* Information provided:

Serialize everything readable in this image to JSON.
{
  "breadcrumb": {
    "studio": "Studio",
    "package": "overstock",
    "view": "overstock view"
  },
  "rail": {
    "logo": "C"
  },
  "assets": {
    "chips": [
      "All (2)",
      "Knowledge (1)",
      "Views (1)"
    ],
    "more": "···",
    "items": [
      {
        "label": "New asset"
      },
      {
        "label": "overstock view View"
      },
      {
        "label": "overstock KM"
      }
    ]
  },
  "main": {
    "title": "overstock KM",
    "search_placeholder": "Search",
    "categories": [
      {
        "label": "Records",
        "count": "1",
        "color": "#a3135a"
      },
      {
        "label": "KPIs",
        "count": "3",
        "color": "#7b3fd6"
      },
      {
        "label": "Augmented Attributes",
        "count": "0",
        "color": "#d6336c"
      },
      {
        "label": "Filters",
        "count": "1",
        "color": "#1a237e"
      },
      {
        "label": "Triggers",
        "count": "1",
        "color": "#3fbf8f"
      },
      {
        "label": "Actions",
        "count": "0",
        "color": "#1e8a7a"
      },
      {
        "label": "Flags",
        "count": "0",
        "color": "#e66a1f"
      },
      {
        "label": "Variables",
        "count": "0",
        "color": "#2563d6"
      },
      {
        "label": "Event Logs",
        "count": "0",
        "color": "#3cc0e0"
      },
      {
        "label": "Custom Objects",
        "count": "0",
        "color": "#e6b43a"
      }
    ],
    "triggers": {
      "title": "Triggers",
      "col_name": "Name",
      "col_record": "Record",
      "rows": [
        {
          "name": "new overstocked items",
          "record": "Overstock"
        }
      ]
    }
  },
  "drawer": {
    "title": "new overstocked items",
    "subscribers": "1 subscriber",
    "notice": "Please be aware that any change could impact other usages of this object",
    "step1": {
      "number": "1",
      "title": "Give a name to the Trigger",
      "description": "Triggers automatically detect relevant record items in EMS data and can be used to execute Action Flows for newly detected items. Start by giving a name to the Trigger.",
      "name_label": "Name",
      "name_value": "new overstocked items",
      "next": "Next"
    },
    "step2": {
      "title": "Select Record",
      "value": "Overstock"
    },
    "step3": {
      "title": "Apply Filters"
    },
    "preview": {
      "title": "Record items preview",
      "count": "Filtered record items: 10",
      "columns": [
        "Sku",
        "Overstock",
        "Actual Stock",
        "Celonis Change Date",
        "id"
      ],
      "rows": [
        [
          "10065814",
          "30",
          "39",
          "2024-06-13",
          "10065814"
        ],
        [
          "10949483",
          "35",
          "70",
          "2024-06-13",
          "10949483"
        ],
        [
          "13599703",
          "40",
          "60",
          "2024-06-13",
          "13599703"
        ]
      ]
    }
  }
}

* Written task: Filter out every line that lacks the word "items", and copy the rest.

* Answer to this exercise:
    "items": [
          "name": "new overstocked items",
    "title": "new overstocked items",
      "description": "Triggers automatically detect relevant record items in EMS data and can be used to execute Action Flows for newly detected items. Start by giving a name to the Trigger.",
      "name_value": "new overstocked items",
      "title": "Record items preview",
      "count": "Filtered record items: 10",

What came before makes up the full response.